# Exercise prompt:
Take the material below and write it all out again exactly.

# Supplied material:

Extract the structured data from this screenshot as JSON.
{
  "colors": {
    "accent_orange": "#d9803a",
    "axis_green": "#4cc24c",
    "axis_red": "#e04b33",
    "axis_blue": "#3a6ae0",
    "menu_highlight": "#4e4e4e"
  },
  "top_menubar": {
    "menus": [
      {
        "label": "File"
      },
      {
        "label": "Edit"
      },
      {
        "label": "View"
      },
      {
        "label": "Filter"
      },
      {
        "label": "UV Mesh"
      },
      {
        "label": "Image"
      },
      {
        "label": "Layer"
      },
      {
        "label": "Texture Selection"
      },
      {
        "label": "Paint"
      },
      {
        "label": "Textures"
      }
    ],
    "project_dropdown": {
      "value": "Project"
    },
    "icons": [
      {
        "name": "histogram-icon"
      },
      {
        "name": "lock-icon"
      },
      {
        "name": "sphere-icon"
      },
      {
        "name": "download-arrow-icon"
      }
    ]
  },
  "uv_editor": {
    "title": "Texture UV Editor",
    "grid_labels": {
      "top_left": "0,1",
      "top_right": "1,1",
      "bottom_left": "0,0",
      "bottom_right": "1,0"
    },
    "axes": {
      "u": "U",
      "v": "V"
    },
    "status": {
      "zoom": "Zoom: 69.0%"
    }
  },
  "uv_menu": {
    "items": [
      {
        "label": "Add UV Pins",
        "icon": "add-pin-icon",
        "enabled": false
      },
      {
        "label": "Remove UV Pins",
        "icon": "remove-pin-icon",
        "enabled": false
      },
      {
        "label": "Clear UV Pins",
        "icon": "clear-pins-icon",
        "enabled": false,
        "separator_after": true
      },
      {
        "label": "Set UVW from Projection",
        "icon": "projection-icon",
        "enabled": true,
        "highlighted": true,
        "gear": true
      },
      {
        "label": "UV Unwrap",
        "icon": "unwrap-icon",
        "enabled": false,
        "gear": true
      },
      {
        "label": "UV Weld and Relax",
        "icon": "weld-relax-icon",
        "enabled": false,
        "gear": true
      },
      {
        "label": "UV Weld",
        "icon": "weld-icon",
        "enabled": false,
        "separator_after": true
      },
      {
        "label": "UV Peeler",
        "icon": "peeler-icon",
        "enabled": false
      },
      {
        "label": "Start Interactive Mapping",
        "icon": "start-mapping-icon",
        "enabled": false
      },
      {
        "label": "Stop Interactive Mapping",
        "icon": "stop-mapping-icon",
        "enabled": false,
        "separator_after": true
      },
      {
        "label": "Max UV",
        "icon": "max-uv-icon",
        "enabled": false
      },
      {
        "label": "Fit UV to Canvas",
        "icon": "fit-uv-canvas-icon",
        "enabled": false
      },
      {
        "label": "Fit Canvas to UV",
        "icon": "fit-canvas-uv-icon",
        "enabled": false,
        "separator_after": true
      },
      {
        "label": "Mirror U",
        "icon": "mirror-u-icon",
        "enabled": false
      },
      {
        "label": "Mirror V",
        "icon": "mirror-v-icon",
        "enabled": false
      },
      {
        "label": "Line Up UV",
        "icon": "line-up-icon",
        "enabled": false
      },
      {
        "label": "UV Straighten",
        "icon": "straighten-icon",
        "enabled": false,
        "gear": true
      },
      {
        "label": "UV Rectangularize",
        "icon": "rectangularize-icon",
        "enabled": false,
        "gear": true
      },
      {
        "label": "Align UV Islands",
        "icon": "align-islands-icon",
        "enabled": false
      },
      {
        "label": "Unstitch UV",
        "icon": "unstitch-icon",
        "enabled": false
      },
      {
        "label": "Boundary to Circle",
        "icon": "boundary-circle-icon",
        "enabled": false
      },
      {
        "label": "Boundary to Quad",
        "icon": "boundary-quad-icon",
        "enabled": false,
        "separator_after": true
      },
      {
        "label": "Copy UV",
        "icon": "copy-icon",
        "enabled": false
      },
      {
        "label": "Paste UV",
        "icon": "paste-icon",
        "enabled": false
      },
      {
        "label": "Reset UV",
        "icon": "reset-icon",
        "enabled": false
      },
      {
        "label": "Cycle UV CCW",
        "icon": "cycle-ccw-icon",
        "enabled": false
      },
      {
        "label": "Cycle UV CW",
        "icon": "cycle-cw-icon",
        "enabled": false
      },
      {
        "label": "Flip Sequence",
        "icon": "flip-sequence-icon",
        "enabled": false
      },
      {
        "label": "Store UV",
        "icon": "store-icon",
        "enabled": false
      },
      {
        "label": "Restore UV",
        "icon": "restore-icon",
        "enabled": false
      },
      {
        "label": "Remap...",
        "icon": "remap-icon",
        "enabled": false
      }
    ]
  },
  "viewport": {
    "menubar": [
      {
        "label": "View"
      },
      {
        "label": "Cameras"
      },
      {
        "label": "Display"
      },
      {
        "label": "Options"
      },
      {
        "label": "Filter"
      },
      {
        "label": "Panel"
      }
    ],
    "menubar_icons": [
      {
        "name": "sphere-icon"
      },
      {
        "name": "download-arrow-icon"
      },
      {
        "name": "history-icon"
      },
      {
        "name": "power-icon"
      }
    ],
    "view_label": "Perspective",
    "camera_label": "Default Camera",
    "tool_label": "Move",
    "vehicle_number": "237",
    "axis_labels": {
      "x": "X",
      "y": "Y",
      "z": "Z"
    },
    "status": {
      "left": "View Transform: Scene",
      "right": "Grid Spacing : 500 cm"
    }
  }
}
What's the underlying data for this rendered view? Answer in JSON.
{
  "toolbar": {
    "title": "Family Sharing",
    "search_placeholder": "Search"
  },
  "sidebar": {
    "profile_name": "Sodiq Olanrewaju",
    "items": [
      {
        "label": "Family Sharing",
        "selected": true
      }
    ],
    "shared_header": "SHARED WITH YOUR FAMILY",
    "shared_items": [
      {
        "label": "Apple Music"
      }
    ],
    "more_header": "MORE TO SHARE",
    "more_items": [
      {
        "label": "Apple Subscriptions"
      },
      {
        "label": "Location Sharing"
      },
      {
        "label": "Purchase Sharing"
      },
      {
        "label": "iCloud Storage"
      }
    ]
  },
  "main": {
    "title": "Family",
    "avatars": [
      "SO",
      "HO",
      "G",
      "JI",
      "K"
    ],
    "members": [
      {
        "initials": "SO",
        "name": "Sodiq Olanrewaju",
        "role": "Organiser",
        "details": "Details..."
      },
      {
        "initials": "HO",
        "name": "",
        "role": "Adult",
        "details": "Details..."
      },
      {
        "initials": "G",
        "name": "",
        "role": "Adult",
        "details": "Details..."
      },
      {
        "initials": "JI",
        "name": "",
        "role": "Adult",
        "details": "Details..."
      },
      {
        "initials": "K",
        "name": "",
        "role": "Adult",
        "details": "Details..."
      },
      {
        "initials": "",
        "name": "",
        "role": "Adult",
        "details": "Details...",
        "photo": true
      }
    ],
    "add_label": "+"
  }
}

# Final result:
Extract the structured data from this screenshot as JSON.
{
  "colors": {
    "accent_orange": "#d9803a",
    "axis_green": "#4cc24c",
    "axis_red": "#e04b33",
    "axis_blue": "#3a6ae0",
    "menu_highlight": "#4e4e4e"
  },
  "top_menubar": {
    "menus": [
      {
        "label": "File"
      },
      {
        "label": "Edit"
      },
      {
        "label": "View"
      },
      {
        "label": "Filter"
      },
      {
        "label": "UV Mesh"
      },
      {
        "label": "Image"
      },
      {
        "label": "Layer"
      },
      {
        "label": "Texture Selection"
      },
      {
        "label": "Paint"
      },
      {
        "label": "Textures"
      }
    ],
    "project_dropdown": {
      "value": "Project"
    },
    "icons": [
      {
        "name": "histogram-icon"
      },
      {
        "name": "lock-icon"
      },
      {
        "name": "sphere-icon"
      },
      {
        "name": "download-arrow-icon"
      }
    ]
  },
  "uv_editor": {
    "title": "Texture UV Editor",
    "grid_labels": {
      "top_left": "0,1",
      "top_right": "1,1",
      "bottom_left": "0,0",
      "bottom_right": "1,0"
    },
    "axes": {
      "u": "U",
      "v": "V"
    },
    "status": {
      "zoom": "Zoom: 69.0%"
    }
  },
  "uv_menu": {
    "items": [
      {
        "label": "Add UV Pins",
        "icon": "add-pin-icon",
        "enabled": false
      },
      {
        "label": "Remove UV Pins",
        "icon": "remove-pin-icon",
        "enabled": false
      },
      {
        "label": "Clear UV Pins",
        "icon": "clear-pins-icon",
        "enabled": false,
        "separator_after": true
      },
      {
        "label": "Set UVW from Projection",
        "icon": "projection-icon",
        "enabled": true,
        "highlighted": true,
        "gear": true
      },
      {
        "label": "UV Unwrap",
        "icon": "unwrap-icon",
        "enabled": false,
        "gear": true
      },
      {
        "label": "UV Weld and Relax",
        "icon": "weld-relax-icon",
        "enabled": false,
        "gear": true
      },
      {
        "label": "UV Weld",
        "icon": "weld-icon",
        "enabled": false,
        "separator_after": true
      },
      {
        "label": "UV Peeler",
        "icon": "peeler-icon",
        "enabled": false
      },
      {
        "label": "Start Interactive Mapping",
        "icon": "start-mapping-icon",
        "enabled": false
      },
      {
        "label": "Stop Interactive Mapping",
        "icon": "stop-mapping-icon",
        "enabled": false,
        "separator_after": true
      },
      {
        "label": "Max UV",
        "icon": "max-uv-icon",
        "enabled": false
      },
      {
        "label": "Fit UV to Canvas",
        "icon": "fit-uv-canvas-icon",
        "enabled": false
      },
      {
        "label": "Fit Canvas to UV",
        "icon": "fit-canvas-uv-icon",
        "enabled": false,
        "separator_after": true
      },
      {
        "label": "Mirror U",
        "icon": "mirror-u-icon",
        "enabled": false
      },
      {
        "label": "Mirror V",
        "icon": "mirror-v-icon",
        "enabled": false
      },
      {
        "label": "Line Up UV",
        "icon": "line-up-icon",
        "enabled": false
      },
      {
        "label": "UV Straighten",
        "icon": "straighten-icon",
        "enabled": false,
        "gear": true
      },
      {
        "label": "UV Rectangularize",
        "icon": "rectangularize-icon",
        "enabled": false,
        "gear": true
      },
      {
        "label": "Align UV Islands",
        "icon": "align-islands-icon",
        "enabled": false
      },
      {
        "label": "Unstitch UV",
        "icon": "unstitch-icon",
        "enabled": false
      },
      {
        "label": "Boundary to Circle",
        "icon": "boundary-circle-icon",
        "enabled": false
      },
      {
        "label": "Boundary to Quad",
        "icon": "boundary-quad-icon",
        "enabled": false,
        "separator_after": true
      },
      {
        "label": "Copy UV",
        "icon": "copy-icon",
        "enabled": false
      },
      {
        "label": "Paste UV",
        "icon": "paste-icon",
        "enabled": false
      },
      {
        "label": "Reset UV",
        "icon": "reset-icon",
        "enabled": false
      },
      {
        "label": "Cycle UV CCW",
        "icon": "cycle-ccw-icon",
        "enabled": false
      },
      {
        "label": "Cycle UV CW",
        "icon": "cycle-cw-icon",
        "enabled": false
      },
      {
        "label": "Flip Sequence",
        "icon": "flip-sequence-icon",
        "enabled": false
      },
      {
        "label": "Store UV",
        "icon": "store-icon",
        "enabled": false
      },
      {
        "label": "Restore UV",
        "icon": "restore-icon",
        "enabled": false
      },
      {
        "label": "Remap...",
        "icon": "remap-icon",
        "enabled": false
      }
    ]
  },
  "viewport": {
    "menubar": [
      {
        "label": "View"
      },
      {
        "label": "Cameras"
      },
      {
        "label": "Display"
      },
      {
        "label": "Options"
      },
      {
        "label": "Filter"
      },
      {
        "label": "Panel"
      }
    ],
    "menubar_icons": [
      {
        "name": "sphere-icon"
      },
      {
        "name": "download-arrow-icon"
      },
      {
        "name": "history-icon"
      },
      {
        "name": "power-icon"
      }
    ],
    "view_label": "Perspective",
    "camera_label": "Default Camera",
    "tool_label": "Move",
    "vehicle_number": "237",
    "axis_labels": {
      "x": "X",
      "y": "Y",
      "z": "Z"
    },
    "status": {
      "left": "View Transform: Scene",
      "right": "Grid Spacing : 500 cm"
    }
  }
}
What's the underlying data for this rendered view? Answer in JSON.
{
  "toolbar": {
    "title": "Family Sharing",
    "search_placeholder": "Search"
  },
  "sidebar": {
    "profile_name": "Sodiq Olanrewaju",
    "items": [
      {
        "label": "Family Sharing",
        "selected": true
      }
    ],
    "shared_header": "SHARED WITH YOUR FAMILY",
    "shared_items": [
      {
        "label": "Apple Music"
      }
    ],
    "more_header": "MORE TO SHARE",
    "more_items": [
      {
        "label": "Apple Subscriptions"
      },
      {
        "label": "Location Sharing"
      },
      {
        "label": "Purchase Sharing"
      },
      {
        "label": "iCloud Storage"
      }
    ]
  },
  "main": {
    "title": "Family",
    "avatars": [
      "SO",
      "HO",
      "G",
      "JI",
      "K"
    ],
    "members": [
      {
        "initials": "SO",
        "name": "Sodiq Olanrewaju",
        "role": "Organiser",
        "details": "Details..."
      },
      {
        "initials": "HO",
        "name": "",
        "role": "Adult",
        "details": "Details..."
      },
      {
        "initials": "G",
        "name": "",
        "role": "Adult",
        "details": "Details..."
      },
      {
        "initials": "JI",
        "name": "",
        "role": "Adult",
        "details": "Details..."
      },
      {
        "initials": "K",
        "name": "",
        "role": "Adult",
        "details": "Details..."
      },
      {
        "initials": "",
        "name": "",
        "role": "Adult",
        "details": "Details...",
        "photo": true
      }
    ],
    "add_label": "+"
  }
}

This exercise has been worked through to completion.